WHAT THIS TASK INVOLVES »
Pull out every line below holding the word "complex".

[Extracted records]

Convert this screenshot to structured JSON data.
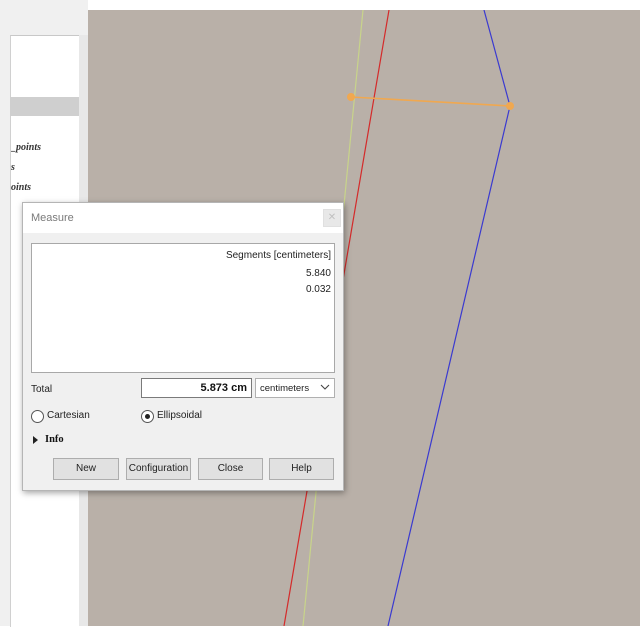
{
  "layers_panel": {
    "labels": [
      "_points",
      "s",
      "oints"
    ]
  },
  "measure": {
    "title": "Measure",
    "segments_header": "Segments [centimeters]",
    "segments": [
      "5.840",
      "0.032"
    ],
    "total_label": "Total",
    "total_value": "5.873 cm",
    "units_selected": "centimeters",
    "radio_cartesian": "Cartesian",
    "radio_ellipsoidal": "Ellipsoidal",
    "selected_mode": "Ellipsoidal",
    "info_label": "Info",
    "buttons": {
      "new": "New",
      "configuration": "Configuration",
      "close": "Close",
      "help": "Help"
    }
  },
  "colors": {
    "map_background": "#b9b0a8",
    "red_line": "#d42a2a",
    "yellow_line": "#c8d48a",
    "blue_line": "#3a3ad0",
    "measure_line": "#f0a850"
  }
}
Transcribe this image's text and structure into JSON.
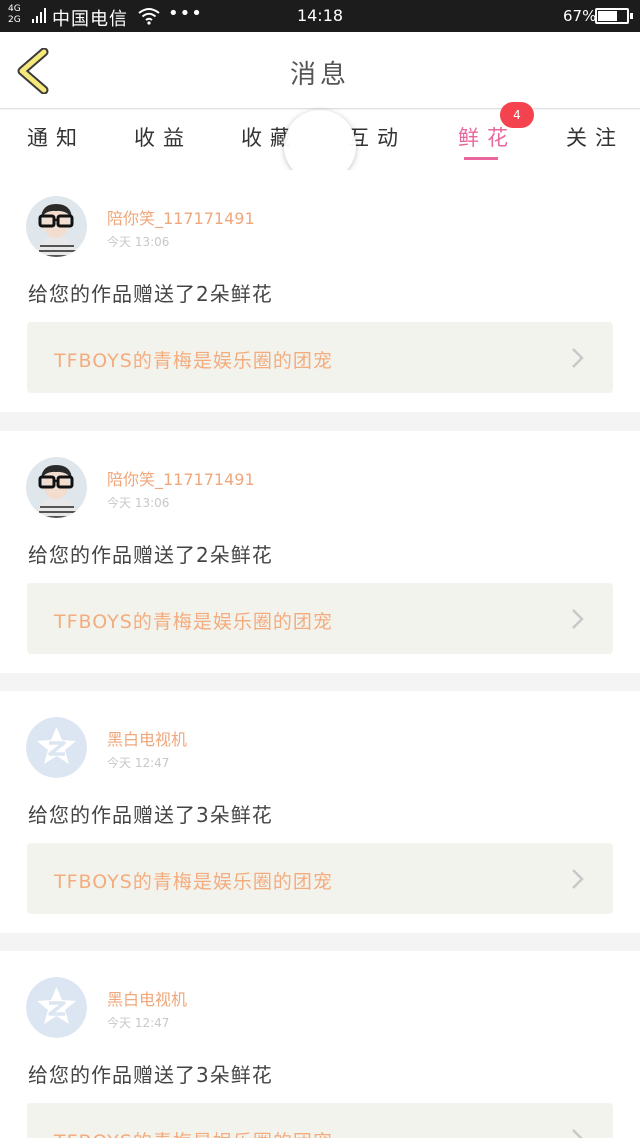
{
  "status_bar": {
    "network_top": "4G",
    "network_bottom": "2G",
    "carrier": "中国电信",
    "overflow": "•••",
    "time": "14:18",
    "battery_percent": "67%",
    "battery_level": 0.67
  },
  "header": {
    "title": "消息"
  },
  "tabs": [
    {
      "label": "通知"
    },
    {
      "label": "收益"
    },
    {
      "label": "收藏"
    },
    {
      "label": "互动"
    },
    {
      "label": "鲜花",
      "badge": "4"
    },
    {
      "label": "关注"
    }
  ],
  "active_tab": "鲜花",
  "messages": [
    {
      "username": "陪你笑_117171491",
      "time": "今天 13:06",
      "text": "给您的作品赠送了2朵鲜花",
      "link": "TFBOYS的青梅是娱乐圈的团宠"
    },
    {
      "username": "陪你笑_117171491",
      "time": "今天 13:06",
      "text": "给您的作品赠送了2朵鲜花",
      "link": "TFBOYS的青梅是娱乐圈的团宠"
    },
    {
      "username": "黑白电视机",
      "time": "今天 12:47",
      "text": "给您的作品赠送了3朵鲜花",
      "link": "TFBOYS的青梅是娱乐圈的团宠"
    },
    {
      "username": "黑白电视机",
      "time": "今天 12:47",
      "text": "给您的作品赠送了3朵鲜花",
      "link": "TFBOYS的青梅是娱乐圈的团宠"
    }
  ],
  "colors": {
    "accent_pink": "#e9679e",
    "badge_red": "#f4434e",
    "username_orange": "#f0a77b",
    "link_orange": "#f3ac7e",
    "back_arrow_yellow": "#f6e87a"
  }
}
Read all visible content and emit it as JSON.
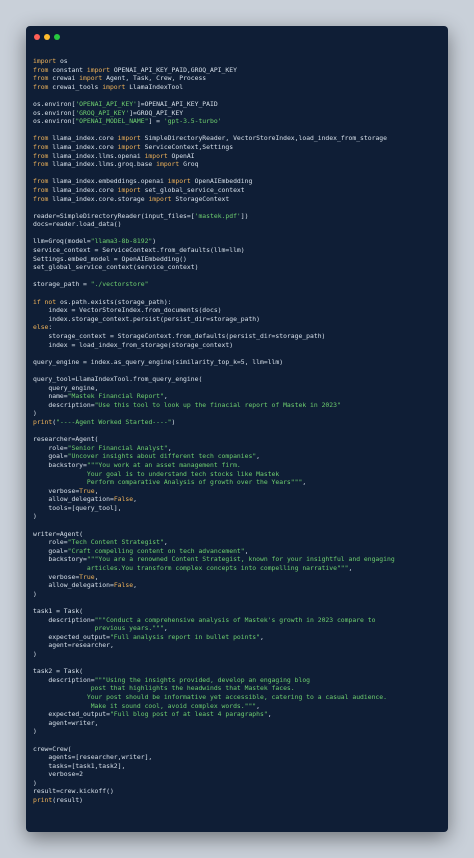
{
  "window": {
    "controls": [
      {
        "name": "close",
        "color": "#ff5f56"
      },
      {
        "name": "minimize",
        "color": "#ffbd2e"
      },
      {
        "name": "maximize",
        "color": "#27c93f"
      }
    ]
  },
  "code_lines": [
    [
      {
        "t": "k",
        "v": "import"
      },
      {
        "t": "p",
        "v": " os"
      }
    ],
    [
      {
        "t": "k",
        "v": "from"
      },
      {
        "t": "p",
        "v": " constant "
      },
      {
        "t": "k",
        "v": "import"
      },
      {
        "t": "p",
        "v": " OPENAI_API_KEY_PAID,GROQ_API_KEY"
      }
    ],
    [
      {
        "t": "k",
        "v": "from"
      },
      {
        "t": "p",
        "v": " crewai "
      },
      {
        "t": "k",
        "v": "import"
      },
      {
        "t": "p",
        "v": " Agent, Task, Crew, Process"
      }
    ],
    [
      {
        "t": "k",
        "v": "from"
      },
      {
        "t": "p",
        "v": " crewai_tools "
      },
      {
        "t": "k",
        "v": "import"
      },
      {
        "t": "p",
        "v": " LlamaIndexTool"
      }
    ],
    [],
    [
      {
        "t": "p",
        "v": "os.environ["
      },
      {
        "t": "s",
        "v": "'OPENAI_API_KEY'"
      },
      {
        "t": "p",
        "v": "]=OPENAI_API_KEY_PAID"
      }
    ],
    [
      {
        "t": "p",
        "v": "os.environ["
      },
      {
        "t": "s",
        "v": "'GROQ_API_KEY'"
      },
      {
        "t": "p",
        "v": "]=GROQ_API_KEY"
      }
    ],
    [
      {
        "t": "p",
        "v": "os.environ["
      },
      {
        "t": "s",
        "v": "\"OPENAI_MODEL_NAME\""
      },
      {
        "t": "p",
        "v": "] = "
      },
      {
        "t": "s",
        "v": "'gpt-3.5-turbo'"
      }
    ],
    [],
    [
      {
        "t": "k",
        "v": "from"
      },
      {
        "t": "p",
        "v": " llama_index.core "
      },
      {
        "t": "k",
        "v": "import"
      },
      {
        "t": "p",
        "v": " SimpleDirectoryReader, VectorStoreIndex,load_index_from_storage"
      }
    ],
    [
      {
        "t": "k",
        "v": "from"
      },
      {
        "t": "p",
        "v": " llama_index.core "
      },
      {
        "t": "k",
        "v": "import"
      },
      {
        "t": "p",
        "v": " ServiceContext,Settings"
      }
    ],
    [
      {
        "t": "k",
        "v": "from"
      },
      {
        "t": "p",
        "v": " llama_index.llms.openai "
      },
      {
        "t": "k",
        "v": "import"
      },
      {
        "t": "p",
        "v": " OpenAI"
      }
    ],
    [
      {
        "t": "k",
        "v": "from"
      },
      {
        "t": "p",
        "v": " llama_index.llms.groq.base "
      },
      {
        "t": "k",
        "v": "import"
      },
      {
        "t": "p",
        "v": " Groq"
      }
    ],
    [],
    [
      {
        "t": "k",
        "v": "from"
      },
      {
        "t": "p",
        "v": " llama_index.embeddings.openai "
      },
      {
        "t": "k",
        "v": "import"
      },
      {
        "t": "p",
        "v": " OpenAIEmbedding"
      }
    ],
    [
      {
        "t": "k",
        "v": "from"
      },
      {
        "t": "p",
        "v": " llama_index.core "
      },
      {
        "t": "k",
        "v": "import"
      },
      {
        "t": "p",
        "v": " set_global_service_context"
      }
    ],
    [
      {
        "t": "k",
        "v": "from"
      },
      {
        "t": "p",
        "v": " llama_index.core.storage "
      },
      {
        "t": "k",
        "v": "import"
      },
      {
        "t": "p",
        "v": " StorageContext"
      }
    ],
    [],
    [
      {
        "t": "p",
        "v": "reader=SimpleDirectoryReader(input_files=["
      },
      {
        "t": "s",
        "v": "'mastek.pdf'"
      },
      {
        "t": "p",
        "v": "])"
      }
    ],
    [
      {
        "t": "p",
        "v": "docs=reader.load_data()"
      }
    ],
    [],
    [
      {
        "t": "p",
        "v": "llm=Groq(model="
      },
      {
        "t": "s",
        "v": "\"llama3-8b-8192\""
      },
      {
        "t": "p",
        "v": ")"
      }
    ],
    [
      {
        "t": "p",
        "v": "service_context = ServiceContext.from_defaults(llm=llm)"
      }
    ],
    [
      {
        "t": "p",
        "v": "Settings.embed_model = OpenAIEmbedding()"
      }
    ],
    [
      {
        "t": "p",
        "v": "set_global_service_context(service_context)"
      }
    ],
    [],
    [
      {
        "t": "p",
        "v": "storage_path = "
      },
      {
        "t": "s",
        "v": "\"./vectorstore\""
      }
    ],
    [],
    [
      {
        "t": "k",
        "v": "if not"
      },
      {
        "t": "p",
        "v": " os.path.exists(storage_path):"
      }
    ],
    [
      {
        "t": "p",
        "v": "    index = VectorStoreIndex.from_documents(docs)"
      }
    ],
    [
      {
        "t": "p",
        "v": "    index.storage_context.persist(persist_dir=storage_path)"
      }
    ],
    [
      {
        "t": "k",
        "v": "else"
      },
      {
        "t": "p",
        "v": ":"
      }
    ],
    [
      {
        "t": "p",
        "v": "    storage_context = StorageContext.from_defaults(persist_dir=storage_path)"
      }
    ],
    [
      {
        "t": "p",
        "v": "    index = load_index_from_storage(storage_context)"
      }
    ],
    [],
    [
      {
        "t": "p",
        "v": "query_engine = index.as_query_engine(similarity_top_k=5, llm=llm)"
      }
    ],
    [],
    [
      {
        "t": "p",
        "v": "query_tool=LlamaIndexTool.from_query_engine("
      }
    ],
    [
      {
        "t": "p",
        "v": "    query_engine,"
      }
    ],
    [
      {
        "t": "p",
        "v": "    name="
      },
      {
        "t": "s",
        "v": "\"Mastek Financial Report\""
      },
      {
        "t": "p",
        "v": ","
      }
    ],
    [
      {
        "t": "p",
        "v": "    description="
      },
      {
        "t": "s",
        "v": "\"Use this tool to look up the finacial report of Mastek in 2023\""
      }
    ],
    [
      {
        "t": "p",
        "v": ")"
      }
    ],
    [
      {
        "t": "k",
        "v": "print"
      },
      {
        "t": "p",
        "v": "("
      },
      {
        "t": "s",
        "v": "\"----Agent Worked Started----\""
      },
      {
        "t": "p",
        "v": ")"
      }
    ],
    [],
    [
      {
        "t": "p",
        "v": "researcher=Agent("
      }
    ],
    [
      {
        "t": "p",
        "v": "    role="
      },
      {
        "t": "s",
        "v": "\"Senior Financial Analyst\""
      },
      {
        "t": "p",
        "v": ","
      }
    ],
    [
      {
        "t": "p",
        "v": "    goal="
      },
      {
        "t": "s",
        "v": "\"Uncover insights about different tech companies\""
      },
      {
        "t": "p",
        "v": ","
      }
    ],
    [
      {
        "t": "p",
        "v": "    backstory="
      },
      {
        "t": "s",
        "v": "\"\"\"You work at an asset management firm."
      }
    ],
    [
      {
        "t": "s",
        "v": "              Your goal is to understand tech stocks like Mastek"
      }
    ],
    [
      {
        "t": "s",
        "v": "              Perform comparative Analysis of growth over the Years\"\"\""
      },
      {
        "t": "p",
        "v": ","
      }
    ],
    [
      {
        "t": "p",
        "v": "    verbose="
      },
      {
        "t": "k",
        "v": "True"
      },
      {
        "t": "p",
        "v": ","
      }
    ],
    [
      {
        "t": "p",
        "v": "    allow_delegation="
      },
      {
        "t": "k",
        "v": "False"
      },
      {
        "t": "p",
        "v": ","
      }
    ],
    [
      {
        "t": "p",
        "v": "    tools=[query_tool],"
      }
    ],
    [
      {
        "t": "p",
        "v": ")"
      }
    ],
    [],
    [
      {
        "t": "p",
        "v": "writer=Agent("
      }
    ],
    [
      {
        "t": "p",
        "v": "    role="
      },
      {
        "t": "s",
        "v": "\"Tech Content Strategist\""
      },
      {
        "t": "p",
        "v": ","
      }
    ],
    [
      {
        "t": "p",
        "v": "    goal="
      },
      {
        "t": "s",
        "v": "\"Craft compelling content on tech advancement\""
      },
      {
        "t": "p",
        "v": ","
      }
    ],
    [
      {
        "t": "p",
        "v": "    backstory="
      },
      {
        "t": "s",
        "v": "\"\"\"You are a renowned Content Strategist, known for your insightful and engaging"
      }
    ],
    [
      {
        "t": "s",
        "v": "              articles.You transform complex concepts into compelling narrative\"\"\""
      },
      {
        "t": "p",
        "v": ","
      }
    ],
    [
      {
        "t": "p",
        "v": "    verbose="
      },
      {
        "t": "k",
        "v": "True"
      },
      {
        "t": "p",
        "v": ","
      }
    ],
    [
      {
        "t": "p",
        "v": "    allow_delegation="
      },
      {
        "t": "k",
        "v": "False"
      },
      {
        "t": "p",
        "v": ","
      }
    ],
    [
      {
        "t": "p",
        "v": ")"
      }
    ],
    [],
    [
      {
        "t": "p",
        "v": "task1 = Task("
      }
    ],
    [
      {
        "t": "p",
        "v": "    description="
      },
      {
        "t": "s",
        "v": "\"\"\"Conduct a comprehensive analysis of Mastek's growth in 2023 compare to"
      }
    ],
    [
      {
        "t": "s",
        "v": "                previous years.\"\"\""
      },
      {
        "t": "p",
        "v": ","
      }
    ],
    [
      {
        "t": "p",
        "v": "    expected_output="
      },
      {
        "t": "s",
        "v": "\"Full analysis report in bullet points\""
      },
      {
        "t": "p",
        "v": ","
      }
    ],
    [
      {
        "t": "p",
        "v": "    agent=researcher,"
      }
    ],
    [
      {
        "t": "p",
        "v": ")"
      }
    ],
    [],
    [
      {
        "t": "p",
        "v": "task2 = Task("
      }
    ],
    [
      {
        "t": "p",
        "v": "    description="
      },
      {
        "t": "s",
        "v": "\"\"\"Using the insights provided, develop an engaging blog"
      }
    ],
    [
      {
        "t": "s",
        "v": "               post that highlights the headwinds that Mastek faces."
      }
    ],
    [
      {
        "t": "s",
        "v": "              Your post should be informative yet accessible, catering to a casual audience."
      }
    ],
    [
      {
        "t": "s",
        "v": "               Make it sound cool, avoid complex words.\"\"\""
      },
      {
        "t": "p",
        "v": ","
      }
    ],
    [
      {
        "t": "p",
        "v": "    expected_output="
      },
      {
        "t": "s",
        "v": "\"Full blog post of at least 4 paragraphs\""
      },
      {
        "t": "p",
        "v": ","
      }
    ],
    [
      {
        "t": "p",
        "v": "    agent=writer,"
      }
    ],
    [
      {
        "t": "p",
        "v": ")"
      }
    ],
    [],
    [
      {
        "t": "p",
        "v": "crew=Crew("
      }
    ],
    [
      {
        "t": "p",
        "v": "    agents=[researcher,writer],"
      }
    ],
    [
      {
        "t": "p",
        "v": "    tasks=[task1,task2],"
      }
    ],
    [
      {
        "t": "p",
        "v": "    verbose=2"
      }
    ],
    [
      {
        "t": "p",
        "v": ")"
      }
    ],
    [
      {
        "t": "p",
        "v": "result=crew.kickoff()"
      }
    ],
    [
      {
        "t": "k",
        "v": "print"
      },
      {
        "t": "p",
        "v": "(result)"
      }
    ]
  ]
}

THE REPLY »
        "v": "              articles.You transform complex concepts into compelling narrative\"\"\""
        "v": "               Make it sound cool, avoid complex words.\"\"\""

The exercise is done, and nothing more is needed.